Labeled box rows
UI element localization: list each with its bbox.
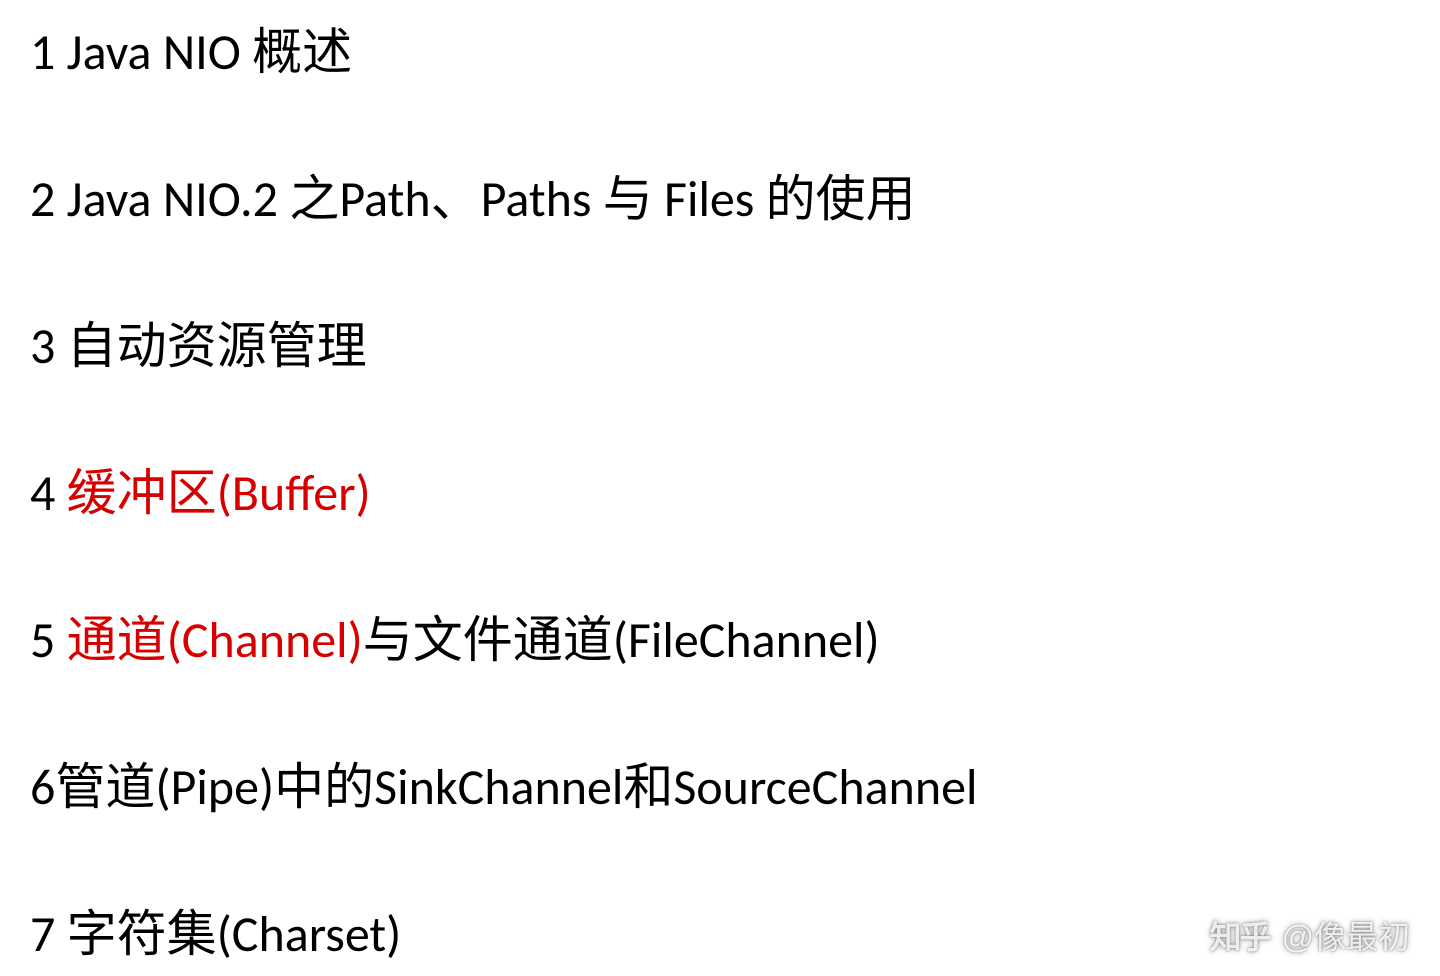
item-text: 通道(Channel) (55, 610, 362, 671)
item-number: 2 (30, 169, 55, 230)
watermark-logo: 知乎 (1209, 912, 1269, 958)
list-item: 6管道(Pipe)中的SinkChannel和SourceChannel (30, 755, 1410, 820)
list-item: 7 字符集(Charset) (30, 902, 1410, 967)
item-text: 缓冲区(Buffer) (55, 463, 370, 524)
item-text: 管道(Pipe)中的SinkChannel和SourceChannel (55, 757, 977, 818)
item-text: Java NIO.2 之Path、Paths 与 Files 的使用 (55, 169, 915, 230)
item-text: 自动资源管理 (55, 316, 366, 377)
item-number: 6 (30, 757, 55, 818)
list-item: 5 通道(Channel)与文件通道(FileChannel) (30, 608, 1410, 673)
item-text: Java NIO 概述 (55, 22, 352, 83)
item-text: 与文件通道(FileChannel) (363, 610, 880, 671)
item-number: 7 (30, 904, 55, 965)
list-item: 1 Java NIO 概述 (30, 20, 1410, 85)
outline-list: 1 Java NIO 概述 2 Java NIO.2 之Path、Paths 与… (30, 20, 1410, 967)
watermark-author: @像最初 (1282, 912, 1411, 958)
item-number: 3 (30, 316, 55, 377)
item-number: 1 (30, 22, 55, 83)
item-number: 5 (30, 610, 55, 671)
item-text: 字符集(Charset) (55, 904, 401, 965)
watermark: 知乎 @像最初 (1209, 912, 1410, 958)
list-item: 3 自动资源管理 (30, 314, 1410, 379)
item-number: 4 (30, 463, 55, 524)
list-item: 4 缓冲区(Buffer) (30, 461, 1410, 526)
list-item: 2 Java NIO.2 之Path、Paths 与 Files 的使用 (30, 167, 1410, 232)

...

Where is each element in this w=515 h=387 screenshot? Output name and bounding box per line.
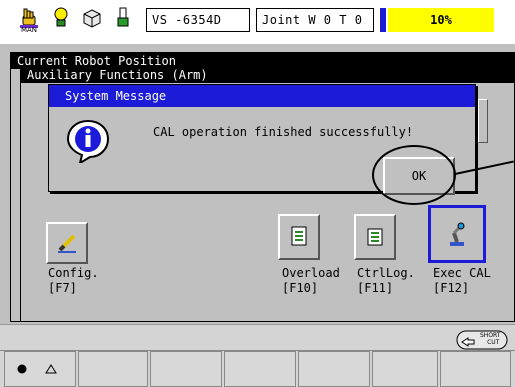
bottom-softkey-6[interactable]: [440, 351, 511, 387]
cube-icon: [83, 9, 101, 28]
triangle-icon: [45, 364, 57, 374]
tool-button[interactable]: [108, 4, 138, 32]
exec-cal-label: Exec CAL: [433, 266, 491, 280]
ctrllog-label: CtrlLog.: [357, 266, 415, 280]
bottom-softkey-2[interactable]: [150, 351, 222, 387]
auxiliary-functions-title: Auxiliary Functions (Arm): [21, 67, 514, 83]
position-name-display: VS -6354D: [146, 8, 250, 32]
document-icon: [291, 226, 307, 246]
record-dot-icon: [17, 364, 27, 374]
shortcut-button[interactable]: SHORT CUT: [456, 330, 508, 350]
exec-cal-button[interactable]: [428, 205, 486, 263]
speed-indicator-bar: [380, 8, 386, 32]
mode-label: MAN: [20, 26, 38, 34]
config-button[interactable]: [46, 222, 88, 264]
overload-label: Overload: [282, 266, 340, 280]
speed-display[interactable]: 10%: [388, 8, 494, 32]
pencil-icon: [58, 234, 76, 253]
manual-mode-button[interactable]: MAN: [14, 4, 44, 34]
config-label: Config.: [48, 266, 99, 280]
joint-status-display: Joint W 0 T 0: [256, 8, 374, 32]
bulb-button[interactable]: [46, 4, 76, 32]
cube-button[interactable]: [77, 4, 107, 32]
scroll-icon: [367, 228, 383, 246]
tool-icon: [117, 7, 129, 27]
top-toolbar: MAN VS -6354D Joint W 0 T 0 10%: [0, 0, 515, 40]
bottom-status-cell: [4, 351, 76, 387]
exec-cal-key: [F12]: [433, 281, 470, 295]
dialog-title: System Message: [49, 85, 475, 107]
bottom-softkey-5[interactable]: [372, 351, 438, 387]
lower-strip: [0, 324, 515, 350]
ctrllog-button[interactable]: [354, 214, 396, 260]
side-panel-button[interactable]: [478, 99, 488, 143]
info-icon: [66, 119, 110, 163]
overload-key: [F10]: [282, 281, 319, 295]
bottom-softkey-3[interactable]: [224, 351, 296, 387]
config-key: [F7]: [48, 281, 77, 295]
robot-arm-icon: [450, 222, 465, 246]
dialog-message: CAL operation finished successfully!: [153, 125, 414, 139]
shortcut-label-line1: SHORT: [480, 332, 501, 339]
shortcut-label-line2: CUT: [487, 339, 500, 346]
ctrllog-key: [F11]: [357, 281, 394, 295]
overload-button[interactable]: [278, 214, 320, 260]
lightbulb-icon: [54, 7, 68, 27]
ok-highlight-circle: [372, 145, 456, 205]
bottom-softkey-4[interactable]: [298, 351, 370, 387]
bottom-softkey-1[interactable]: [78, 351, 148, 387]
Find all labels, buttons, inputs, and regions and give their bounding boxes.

Given problem —
Filter the rows above, keeping every line that contains the string "text". Treat the match as case-sensitive.

Answer in full —
item-text: 通道(Channel) (55, 610, 362, 671)
item-text: 缓冲区(Buffer) (55, 463, 370, 524)
item-text: 管道(Pipe)中的SinkChannel和SourceChannel (55, 757, 977, 818)
item-text: Java NIO.2 之Path、Paths 与 Files 的使用 (55, 169, 915, 230)
item-text: 自动资源管理 (55, 316, 366, 377)
item-text: Java NIO 概述 (55, 22, 352, 83)
item-text: 与文件通道(FileChannel) (363, 610, 880, 671)
item-text: 字符集(Charset) (55, 904, 401, 965)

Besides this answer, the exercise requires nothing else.